From the listing below, extract each line containing the string "text".

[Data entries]
---

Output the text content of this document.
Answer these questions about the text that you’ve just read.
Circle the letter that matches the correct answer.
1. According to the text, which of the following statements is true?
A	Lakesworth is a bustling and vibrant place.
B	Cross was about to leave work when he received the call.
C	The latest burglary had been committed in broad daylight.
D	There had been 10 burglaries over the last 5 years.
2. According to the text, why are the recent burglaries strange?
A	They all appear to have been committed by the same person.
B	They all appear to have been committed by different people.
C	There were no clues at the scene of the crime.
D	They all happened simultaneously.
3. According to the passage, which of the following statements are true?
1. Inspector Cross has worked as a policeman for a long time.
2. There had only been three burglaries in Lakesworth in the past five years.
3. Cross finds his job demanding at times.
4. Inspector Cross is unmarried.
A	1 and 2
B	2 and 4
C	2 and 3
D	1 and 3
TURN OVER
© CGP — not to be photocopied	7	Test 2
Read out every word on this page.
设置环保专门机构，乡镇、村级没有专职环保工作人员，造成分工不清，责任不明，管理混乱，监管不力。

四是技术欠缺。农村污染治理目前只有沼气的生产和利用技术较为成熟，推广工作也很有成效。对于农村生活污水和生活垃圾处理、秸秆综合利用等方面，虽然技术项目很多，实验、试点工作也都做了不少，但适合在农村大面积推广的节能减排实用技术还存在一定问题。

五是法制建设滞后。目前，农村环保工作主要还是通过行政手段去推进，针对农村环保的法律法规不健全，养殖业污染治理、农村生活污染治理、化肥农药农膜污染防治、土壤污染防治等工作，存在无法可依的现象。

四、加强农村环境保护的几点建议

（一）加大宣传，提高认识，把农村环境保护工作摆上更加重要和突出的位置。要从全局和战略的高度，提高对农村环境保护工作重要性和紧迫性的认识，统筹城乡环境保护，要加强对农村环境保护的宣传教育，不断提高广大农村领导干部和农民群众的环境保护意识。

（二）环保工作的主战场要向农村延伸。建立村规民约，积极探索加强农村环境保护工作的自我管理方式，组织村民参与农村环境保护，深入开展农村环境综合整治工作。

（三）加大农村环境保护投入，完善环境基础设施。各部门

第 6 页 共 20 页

---

Solution to this exercise
Output the text content of this document.
Answer these questions about the text that you’ve just read.
1. According to the text, which of the following statements is true?
2. According to the text, why are the recent burglaries strange?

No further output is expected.